### [INSTRUCTION]
Leave out the pictures and repeat the data exactly.
** START OF SUPPLIED RECORDS **
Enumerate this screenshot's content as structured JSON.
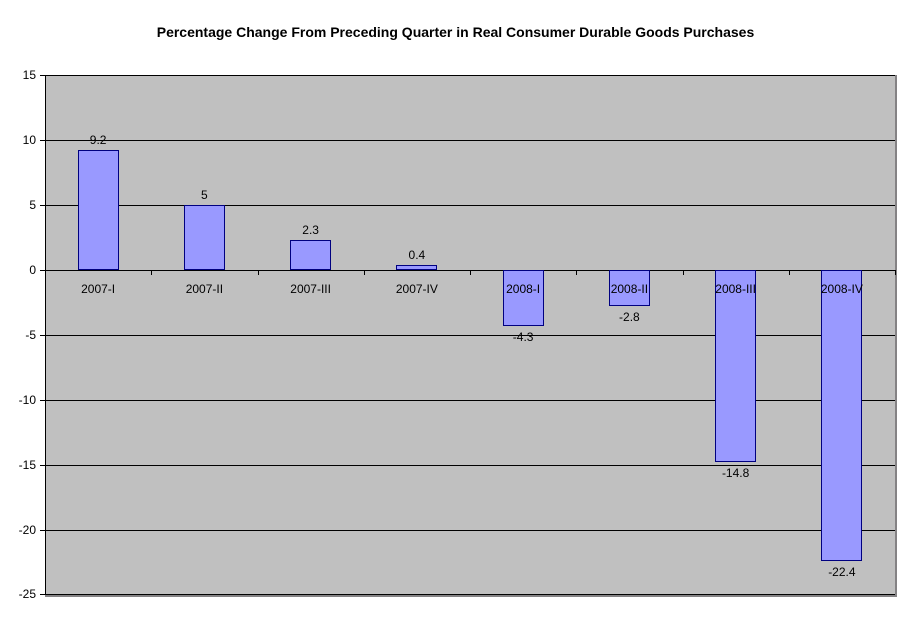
{
  "chart_data": {
    "type": "bar",
    "title": "Percentage Change From Preceding Quarter in Real Consumer Durable Goods Purchases",
    "categories": [
      "2007-I",
      "2007-II",
      "2007-III",
      "2007-IV",
      "2008-I",
      "2008-II",
      "2008-III",
      "2008-IV"
    ],
    "values": [
      9.2,
      5,
      2.3,
      0.4,
      -4.3,
      -2.8,
      -14.8,
      -22.4
    ],
    "data_labels": [
      "9.2",
      "5",
      "2.3",
      "0.4",
      "-4.3",
      "-2.8",
      "-14.8",
      "-22.4"
    ],
    "xlabel": "",
    "ylabel": "",
    "ylim": [
      -25,
      15
    ],
    "ytick_step": 5,
    "ytick_labels": [
      "15",
      "10",
      "5",
      "0",
      "-5",
      "-10",
      "-15",
      "-20",
      "-25"
    ],
    "grid": true,
    "legend": "none",
    "colors": {
      "bar_fill": "#9999FF",
      "bar_border": "#000080",
      "plot_bg": "#C0C0C0",
      "gridline": "#000000",
      "axis": "#000000",
      "plot_edge": "#848284",
      "text": "#000000",
      "page_bg": "#FFFFFF"
    }
  }
}
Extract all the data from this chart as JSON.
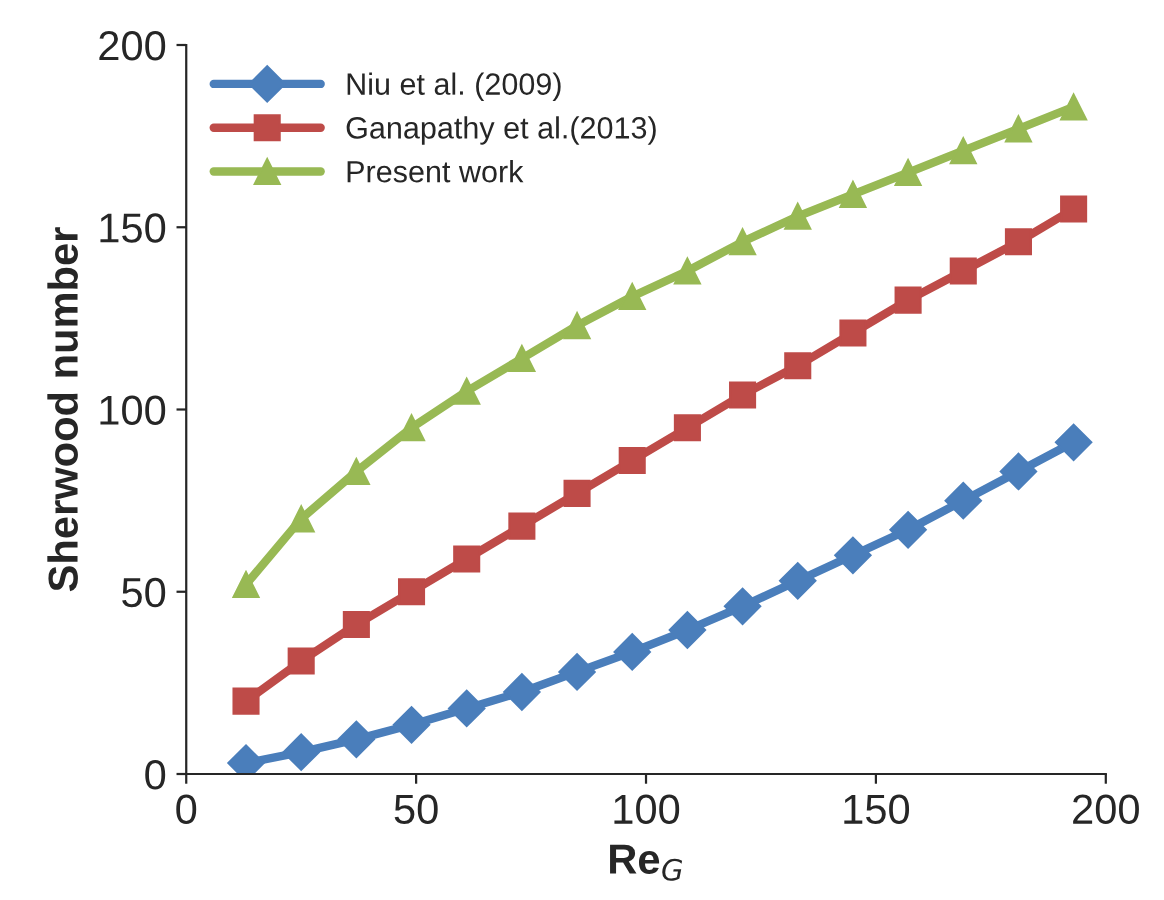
{
  "chart_data": {
    "type": "line",
    "xlabel": "Re$_{G}$",
    "ylabel": "Sherwood number",
    "x": [
      13,
      25,
      37,
      49,
      61,
      73,
      85,
      97,
      109,
      121,
      133,
      145,
      157,
      169,
      181,
      193
    ],
    "series": [
      {
        "name": "Niu et al. (2009)",
        "color": "#4a7ebb",
        "marker": "diamond",
        "values": [
          3,
          6,
          9.5,
          13.5,
          18,
          22.5,
          28,
          33.5,
          39.5,
          46,
          53,
          60,
          67,
          75,
          83,
          91
        ]
      },
      {
        "name": "Ganapathy et al.(2013)",
        "color": "#be4b48",
        "marker": "square",
        "values": [
          20,
          31,
          41,
          50,
          59,
          68,
          77,
          86,
          95,
          104,
          112,
          121,
          130,
          138,
          146,
          155
        ]
      },
      {
        "name": "Present work",
        "color": "#98b954",
        "marker": "triangle",
        "values": [
          52,
          70,
          83,
          95,
          105,
          114,
          123,
          131,
          138,
          146,
          153,
          159,
          165,
          171,
          177,
          183
        ]
      }
    ],
    "xlim": [
      0,
      200
    ],
    "xticks": [
      0,
      50,
      100,
      150,
      200
    ],
    "ylim": [
      0,
      200
    ],
    "yticks": [
      0,
      50,
      100,
      150,
      200
    ],
    "grid": false,
    "legend": "top left"
  }
}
** END OF SUPPLIED RECORDS **
### [RESULT FOR THIS EXERCISE]
Enumerate this screenshot's content as structured JSON.
{
  "chart_data": {
    "type": "bar",
    "title": "Percentage Change From Preceding Quarter in Real Consumer Durable Goods Purchases",
    "categories": [
      "2007-I",
      "2007-II",
      "2007-III",
      "2007-IV",
      "2008-I",
      "2008-II",
      "2008-III",
      "2008-IV"
    ],
    "values": [
      9.2,
      5,
      2.3,
      0.4,
      -4.3,
      -2.8,
      -14.8,
      -22.4
    ],
    "data_labels": [
      "9.2",
      "5",
      "2.3",
      "0.4",
      "-4.3",
      "-2.8",
      "-14.8",
      "-22.4"
    ],
    "xlabel": "",
    "ylabel": "",
    "ylim": [
      -25,
      15
    ],
    "ytick_step": 5,
    "ytick_labels": [
      "15",
      "10",
      "5",
      "0",
      "-5",
      "-10",
      "-15",
      "-20",
      "-25"
    ],
    "grid": true,
    "legend": "none",
    "colors": {
      "bar_fill": "#9999FF",
      "bar_border": "#000080",
      "plot_bg": "#C0C0C0",
      "gridline": "#000000",
      "axis": "#000000",
      "plot_edge": "#848284",
      "text": "#000000",
      "page_bg": "#FFFFFF"
    }
  }
}
Extract all the data from this chart as JSON.
{
  "chart_data": {
    "type": "line",
    "xlabel": "Re$_{G}$",
    "ylabel": "Sherwood number",
    "x": [
      13,
      25,
      37,
      49,
      61,
      73,
      85,
      97,
      109,
      121,
      133,
      145,
      157,
      169,
      181,
      193
    ],
    "series": [
      {
        "name": "Niu et al. (2009)",
        "color": "#4a7ebb",
        "marker": "diamond",
        "values": [
          3,
          6,
          9.5,
          13.5,
          18,
          22.5,
          28,
          33.5,
          39.5,
          46,
          53,
          60,
          67,
          75,
          83,
          91
        ]
      },
      {
        "name": "Ganapathy et al.(2013)",
        "color": "#be4b48",
        "marker": "square",
        "values": [
          20,
          31,
          41,
          50,
          59,
          68,
          77,
          86,
          95,
          104,
          112,
          121,
          130,
          138,
          146,
          155
        ]
      },
      {
        "name": "Present work",
        "color": "#98b954",
        "marker": "triangle",
        "values": [
          52,
          70,
          83,
          95,
          105,
          114,
          123,
          131,
          138,
          146,
          153,
          159,
          165,
          171,
          177,
          183
        ]
      }
    ],
    "xlim": [
      0,
      200
    ],
    "xticks": [
      0,
      50,
      100,
      150,
      200
    ],
    "ylim": [
      0,
      200
    ],
    "yticks": [
      0,
      50,
      100,
      150,
      200
    ],
    "grid": false,
    "legend": "top left"
  }
}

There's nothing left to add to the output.